TASK REQUIREMENTS | Extract every entry word for word.

Stored data |
⟨

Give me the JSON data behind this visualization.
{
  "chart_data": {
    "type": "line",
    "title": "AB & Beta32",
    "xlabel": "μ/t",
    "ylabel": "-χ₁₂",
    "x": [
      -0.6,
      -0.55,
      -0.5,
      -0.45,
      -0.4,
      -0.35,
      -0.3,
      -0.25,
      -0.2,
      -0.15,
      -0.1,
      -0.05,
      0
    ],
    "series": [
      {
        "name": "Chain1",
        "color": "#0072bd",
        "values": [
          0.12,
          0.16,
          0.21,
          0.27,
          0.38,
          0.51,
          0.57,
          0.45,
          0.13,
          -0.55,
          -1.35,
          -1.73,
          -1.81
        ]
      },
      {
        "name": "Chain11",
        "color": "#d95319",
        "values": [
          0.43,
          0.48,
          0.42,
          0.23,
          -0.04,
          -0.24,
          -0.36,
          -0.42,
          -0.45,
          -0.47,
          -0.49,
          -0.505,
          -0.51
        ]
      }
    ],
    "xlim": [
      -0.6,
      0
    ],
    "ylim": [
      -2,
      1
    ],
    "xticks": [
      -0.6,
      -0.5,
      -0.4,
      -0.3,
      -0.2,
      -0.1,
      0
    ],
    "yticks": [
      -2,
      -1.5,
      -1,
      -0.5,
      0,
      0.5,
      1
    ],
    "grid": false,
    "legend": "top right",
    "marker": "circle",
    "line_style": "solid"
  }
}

⟩

RESULT FOR THIS EXERCISE |
Give me the JSON data behind this visualization.
{
  "chart_data": {
    "type": "line",
    "title": "AB & Beta32",
    "xlabel": "μ/t",
    "ylabel": "-χ₁₂",
    "x": [
      -0.6,
      -0.55,
      -0.5,
      -0.45,
      -0.4,
      -0.35,
      -0.3,
      -0.25,
      -0.2,
      -0.15,
      -0.1,
      -0.05,
      0
    ],
    "series": [
      {
        "name": "Chain1",
        "color": "#0072bd",
        "values": [
          0.12,
          0.16,
          0.21,
          0.27,
          0.38,
          0.51,
          0.57,
          0.45,
          0.13,
          -0.55,
          -1.35,
          -1.73,
          -1.81
        ]
      },
      {
        "name": "Chain11",
        "color": "#d95319",
        "values": [
          0.43,
          0.48,
          0.42,
          0.23,
          -0.04,
          -0.24,
          -0.36,
          -0.42,
          -0.45,
          -0.47,
          -0.49,
          -0.505,
          -0.51
        ]
      }
    ],
    "xlim": [
      -0.6,
      0
    ],
    "ylim": [
      -2,
      1
    ],
    "xticks": [
      -0.6,
      -0.5,
      -0.4,
      -0.3,
      -0.2,
      -0.1,
      0
    ],
    "yticks": [
      -2,
      -1.5,
      -1,
      -0.5,
      0,
      0.5,
      1
    ],
    "grid": false,
    "legend": "top right",
    "marker": "circle",
    "line_style": "solid"
  }
}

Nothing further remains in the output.